### TASK 1
In the Vermilion Street passage, what type of unit has drawn significant demand in the current building?
### TASK 2
Output the Vermilion Street passage between "The second phase" and "visit, he said.", inclusive.
### TASK 3
Continue the Vermilion Street passage, picking up after its final sentence.

### SOURCE PASSAGE
◇ ◇ ◇ ◇

Ortego’s group bought the former space of the Lafayette Parish School Board’s tax office at 411 E. Vermilion, an L-shaped lot that connects to Clinton Street, and the adjoining lot at 413 E. Vermilion St.
It’s part of building a neighborhood of sorts in that area, he said, which serves as somewhat of a connector between downtown and Freetown across Johnston Street.
“Johnston is a high traffic area, but you also have a lot of bike and foot traffic from Freetown,” he said. “One building is great, but we made a conscious effort to focus on a second project nearby. We decided we want to start scaling up on it and see if that helps overcome any challenges we see from the first one.”
The second phase will feature a number of studio apartments, which has gotten a significant amount of demand in the current building, and could feature some condominiums. The current building has also drawn interest from professionals of varying ages who live outside of Lafayette but need a place to stay when they visit, he said.

◇ ◇ ◇ ◇

### GIVEN INFORMATION
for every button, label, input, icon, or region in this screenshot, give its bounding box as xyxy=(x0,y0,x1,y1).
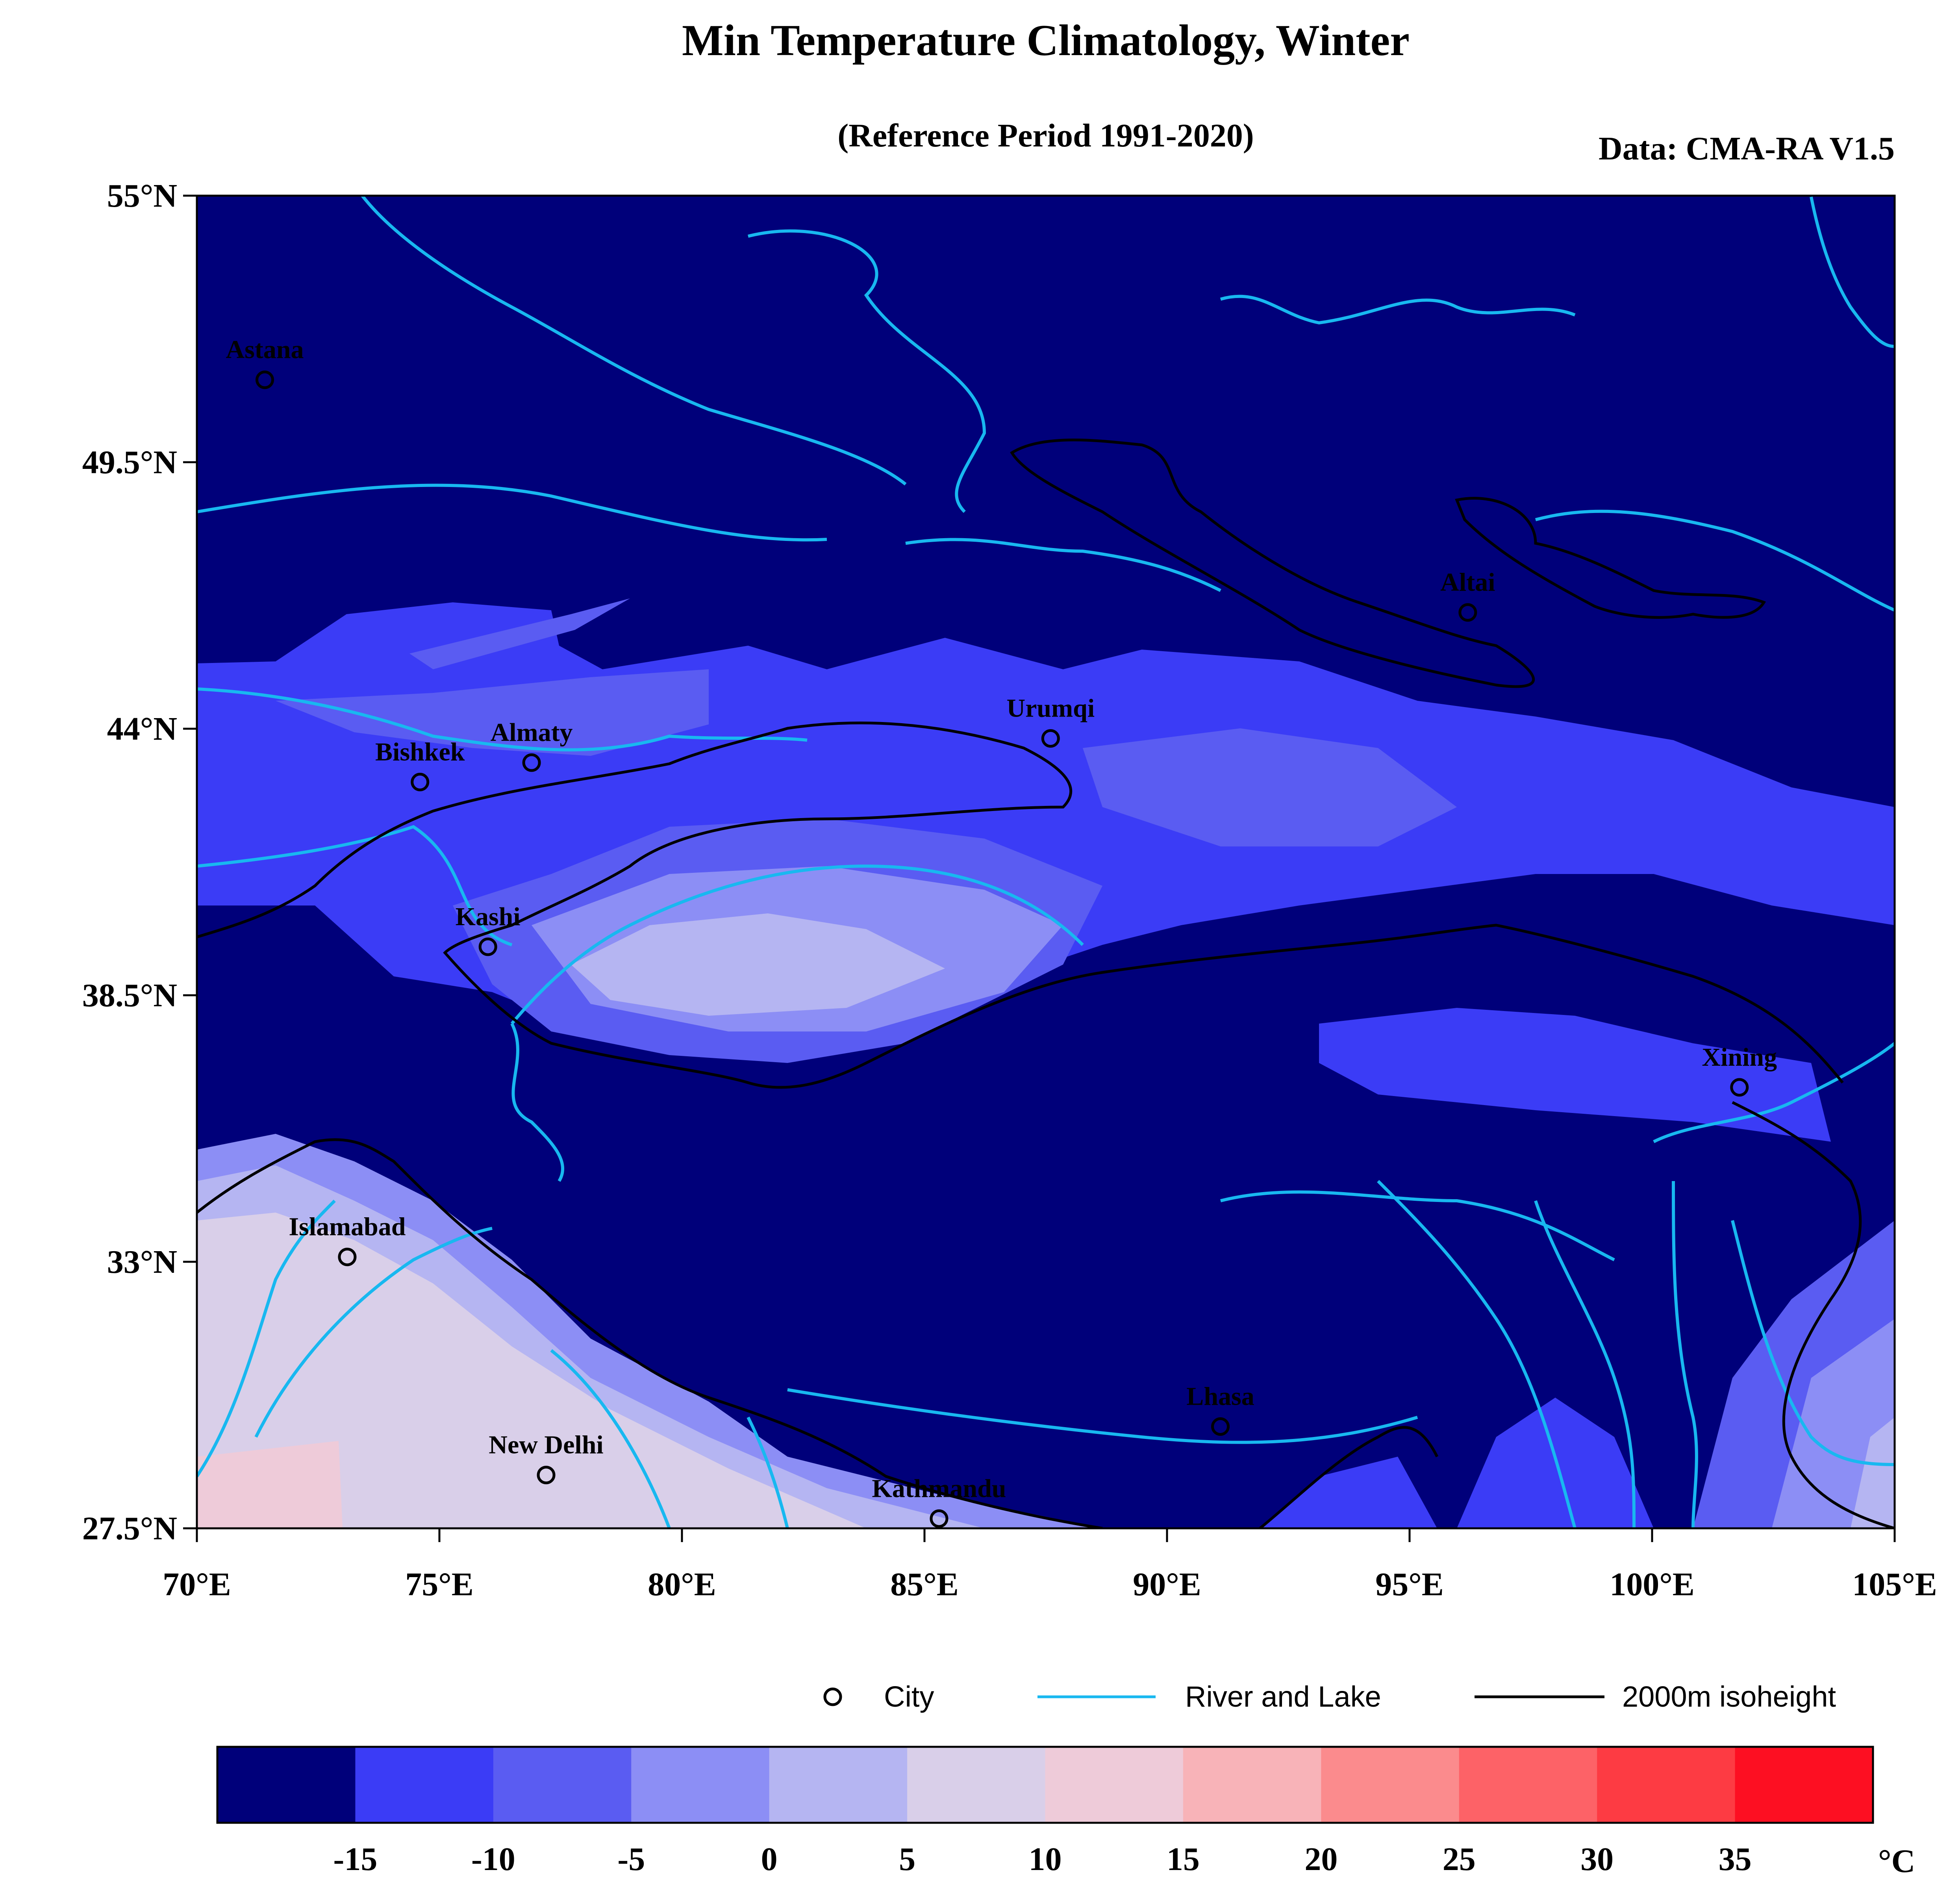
colorbar-label: 5 xyxy=(899,1841,915,1878)
colorbar-swatch xyxy=(493,1747,632,1823)
lon-tick-label: 75°E xyxy=(405,1566,474,1603)
colorbar-label: 10 xyxy=(1029,1841,1062,1878)
map-legend: City River and Lake 2000m isoheight xyxy=(823,1680,1836,1713)
colorbar-label: 15 xyxy=(1167,1841,1200,1878)
city-marker xyxy=(255,370,274,389)
city-marker xyxy=(1211,1417,1230,1436)
city-label: Kashi xyxy=(456,902,521,931)
lon-tick-label: 100°E xyxy=(1610,1566,1695,1603)
map-title: Min Temperature Climatology, Winter xyxy=(682,16,1410,65)
isoheight-lines xyxy=(197,439,1895,1528)
city-marker xyxy=(411,772,430,791)
city-marker xyxy=(537,1466,556,1485)
city-label: Almaty xyxy=(491,718,573,747)
colorbar-swatch xyxy=(1459,1747,1598,1823)
colorbar-label: 30 xyxy=(1580,1841,1614,1878)
colorbar-swatch xyxy=(1597,1747,1736,1823)
city-label: Islamabad xyxy=(289,1213,406,1241)
colorbar-label: 25 xyxy=(1443,1841,1476,1878)
colorbar-swatch xyxy=(1045,1747,1184,1823)
lon-tick-label: 70°E xyxy=(163,1566,231,1603)
lat-tick-label: 49.5°N xyxy=(82,444,177,481)
colorbar-label: 20 xyxy=(1304,1841,1338,1878)
legend-isoheight-label: 2000m isoheight xyxy=(1622,1680,1836,1713)
lat-tick-label: 38.5°N xyxy=(82,977,177,1014)
city-label: Lhasa xyxy=(1186,1382,1254,1411)
river-lines xyxy=(197,196,1895,1528)
lon-tick-label: 95°E xyxy=(1375,1566,1444,1603)
city-label: Astana xyxy=(226,335,304,364)
city-marker xyxy=(1458,603,1477,622)
lon-tick-label: 85°E xyxy=(890,1566,959,1603)
city-marker xyxy=(1041,729,1060,748)
city-label: Altai xyxy=(1440,568,1495,597)
colorbar-label: -15 xyxy=(333,1841,377,1878)
lon-tick-label: 80°E xyxy=(648,1566,716,1603)
city-marker xyxy=(1730,1078,1749,1097)
colorbar-swatch xyxy=(1735,1747,1873,1823)
colorbar-swatch xyxy=(907,1747,1046,1823)
map-frame xyxy=(196,194,1896,1529)
city-label: Kathmandu xyxy=(872,1474,1006,1503)
city-label: Xining xyxy=(1702,1043,1777,1072)
temperature-field xyxy=(197,196,1895,1528)
colorbar-unit: °C xyxy=(1878,1843,1915,1879)
data-source: Data: CMA-RA V1.5 xyxy=(1599,130,1895,167)
city-marker xyxy=(522,753,541,772)
city-label: New Delhi xyxy=(489,1431,603,1459)
colorbar-label: -5 xyxy=(617,1841,645,1878)
colorbar-swatch xyxy=(631,1747,770,1823)
colorbar-label: 0 xyxy=(761,1841,778,1878)
lon-tick-label: 105°E xyxy=(1852,1566,1937,1603)
legend-city-marker xyxy=(823,1687,842,1706)
legend-river-label: River and Lake xyxy=(1185,1680,1381,1713)
lat-tick-label: 55°N xyxy=(107,178,177,214)
colorbar-swatch xyxy=(217,1747,356,1823)
city-label: Urumqi xyxy=(1006,694,1095,723)
legend-city-label: City xyxy=(884,1680,934,1713)
lat-tick-label: 44°N xyxy=(107,711,177,747)
colorbar-swatch xyxy=(355,1747,494,1823)
colorbar-frame xyxy=(216,1746,1874,1824)
latitude-axis: 55°N 49.5°N 44°N 38.5°N 33°N 27.5°N xyxy=(82,178,197,1547)
lat-tick-label: 27.5°N xyxy=(82,1510,177,1547)
colorbar-label: 35 xyxy=(1719,1841,1752,1878)
city-marker xyxy=(338,1248,357,1267)
lon-tick-label: 90°E xyxy=(1133,1566,1201,1603)
city-marker xyxy=(930,1509,949,1528)
city-marker xyxy=(478,937,497,956)
colorbar-swatch xyxy=(769,1747,908,1823)
lat-tick-label: 33°N xyxy=(107,1244,177,1280)
longitude-axis: 70°E 75°E 80°E 85°E 90°E 95°E 100°E 105°E xyxy=(163,1528,1937,1603)
colorbar-swatch xyxy=(1321,1747,1460,1823)
map-subtitle: (Reference Period 1991-2020) xyxy=(837,117,1254,154)
colorbar-label: -10 xyxy=(471,1841,515,1878)
colorbar: -15 -10 -5 0 5 10 15 20 25 30 35 xyxy=(217,1747,1873,1878)
city-markers: Astana Bishkek Almaty Urumqi Altai Kashi Xinin… xyxy=(226,335,1777,1528)
city-label: Bishkek xyxy=(375,737,465,766)
colorbar-swatch xyxy=(1183,1747,1322,1823)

◇ ◇ ◇ ◇

### EXERCISE ANSWER 1
Studio apartments.

### EXERCISE ANSWER 2
The second phase will feature a number of studio apartments, which has gotten a significant amount of demand in the current building, and could feature some condominiums. The current building has also drawn interest from professionals of varying ages who live outside of Lafayette but need a place to stay when they visit, he said.

### EXERCISE ANSWER 3
The development is the first to announce downtown after the announcement of CGI opening its second office in the Versailles Building on the edge of downtown. Already the place where an estimated 7,000 people report for work, downtown will get 300 more employees when CGI opens next year.
Other residential projects, including the 30-unit Buchanan Heights Townhomes at 305 W. Second St. and the 68 units planned for the old federal courthouse with its 68 units, remain under construction.
CGI’s employees would be Vermilion Lofts’ target market, Ortego said. More employees downtown would mean more demand for downtown housing.
“We haven’t seen much change (downtown) until now,” said Jim Keaty, owner of Keaty Real Estate. “Stephen’s property will be a catalyst for more people downtown, which in turn will create more business for downtown business owners and more activity on a weeknight. We need more residents.”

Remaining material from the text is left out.